#### [SHORT TASK]
Extract the whole listing as it stands. Do not include the pictures.

[Excerpt from a dataset]

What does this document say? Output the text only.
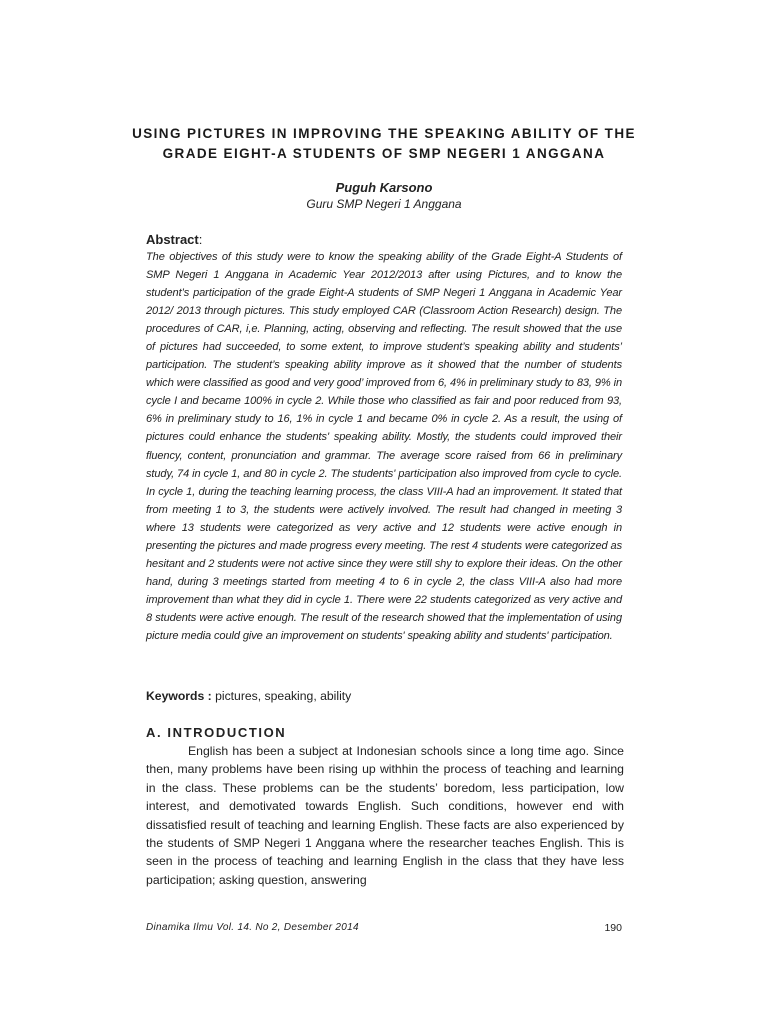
USING PICTURES IN IMPROVING THE SPEAKING ABILITY OF THE GRADE EIGHT-A STUDENTS OF SMP NEGERI 1 ANGGANA
Puguh Karsono
Guru SMP Negeri 1 Anggana
Abstract:

The objectives of this study were to know the speaking ability of the Grade Eight-A Students of SMP Negeri 1 Anggana in Academic Year 2012/2013 after using Pictures, and to know the student’s participation of the grade Eight-A students of SMP Negeri 1 Anggana in Academic Year 2012/ 2013 through pictures. This study employed CAR (Classroom Action Research) design. The procedures of CAR, i,e. Planning, acting, observing and reflecting. The result showed that the use of pictures had succeeded, to some extent, to improve student’s speaking ability and students’ participation. The student’s speaking ability improve as it showed that the number of students which were classified as good and very good’ improved from 6, 4% in preliminary study to 83, 9% in cycle I and became 100% in cycle 2. While those who classified as fair and poor reduced from 93, 6% in preliminary study to 16, 1% in cycle 1 and became 0% in cycle 2. As a result, the using of pictures could enhance the students' speaking ability. Mostly, the students could improved their fluency, content, pronunciation and grammar. The average score raised from 66 in preliminary study, 74 in cycle 1, and 80 in cycle 2. The students' participation also improved from cycle to cycle. In cycle 1, during the teaching learning process, the class VIII-A had an improvement. It stated that from meeting 1 to 3, the students were actively involved. The result had changed in meeting 3 where 13 students were categorized as very active and 12 students were active enough in presenting the pictures and made progress every meeting. The rest 4 students were categorized as hesitant and 2 students were not active since they were still shy to explore their ideas. On the other hand, during 3 meetings started from meeting 4 to 6 in cycle 2, the class VIII-A also had more improvement than what they did in cycle 1. There were 22 students categorized as very active and 8 students were active enough. The result of the research showed that the implementation of using picture media could give an improvement on students' speaking ability and students' participation.

Keywords : pictures, speaking, ability
A. INTRODUCTION

English has been a subject at Indonesian schools since a long time ago. Since then, many problems have been rising up withhin the process of teaching and learning in the class. These problems can be the students’ boredom, less participation, low interest, and demotivated towards English. Such conditions, however end with dissatisfied result of teaching and learning English. These facts are also experienced by the students of SMP Negeri 1 Anggana where the researcher teaches English. This is seen in the process of teaching and learning English in the class that they have less participation; asking question, answering

Dinamika Ilmu Vol. 14. No 2, Desember 2014	190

#### [TASK OUTPUT]
What does this document say? Output the text only.
USING PICTURES IN IMPROVING THE SPEAKING ABILITY OF THE GRADE EIGHT-A STUDENTS OF SMP NEGERI 1 ANGGANA
Puguh Karsono
Guru SMP Negeri 1 Anggana
Abstract:

The objectives of this study were to know the speaking ability of the Grade Eight-A Students of SMP Negeri 1 Anggana in Academic Year 2012/2013 after using Pictures, and to know the student’s participation of the grade Eight-A students of SMP Negeri 1 Anggana in Academic Year 2012/ 2013 through pictures. This study employed CAR (Classroom Action Research) design. The procedures of CAR, i,e. Planning, acting, observing and reflecting. The result showed that the use of pictures had succeeded, to some extent, to improve student’s speaking ability and students’ participation. The student’s speaking ability improve as it showed that the number of students which were classified as good and very good’ improved from 6, 4% in preliminary study to 83, 9% in cycle I and became 100% in cycle 2. While those who classified as fair and poor reduced from 93, 6% in preliminary study to 16, 1% in cycle 1 and became 0% in cycle 2. As a result, the using of pictures could enhance the students' speaking ability. Mostly, the students could improved their fluency, content, pronunciation and grammar. The average score raised from 66 in preliminary study, 74 in cycle 1, and 80 in cycle 2. The students' participation also improved from cycle to cycle. In cycle 1, during the teaching learning process, the class VIII-A had an improvement. It stated that from meeting 1 to 3, the students were actively involved. The result had changed in meeting 3 where 13 students were categorized as very active and 12 students were active enough in presenting the pictures and made progress every meeting. The rest 4 students were categorized as hesitant and 2 students were not active since they were still shy to explore their ideas. On the other hand, during 3 meetings started from meeting 4 to 6 in cycle 2, the class VIII-A also had more improvement than what they did in cycle 1. There were 22 students categorized as very active and 8 students were active enough. The result of the research showed that the implementation of using picture media could give an improvement on students' speaking ability and students' participation.

Keywords : pictures, speaking, ability
A. INTRODUCTION

English has been a subject at Indonesian schools since a long time ago. Since then, many problems have been rising up withhin the process of teaching and learning in the class. These problems can be the students’ boredom, less participation, low interest, and demotivated towards English. Such conditions, however end with dissatisfied result of teaching and learning English. These facts are also experienced by the students of SMP Negeri 1 Anggana where the researcher teaches English. This is seen in the process of teaching and learning English in the class that they have less participation; asking question, answering

Dinamika Ilmu Vol. 14. No 2, Desember 2014	190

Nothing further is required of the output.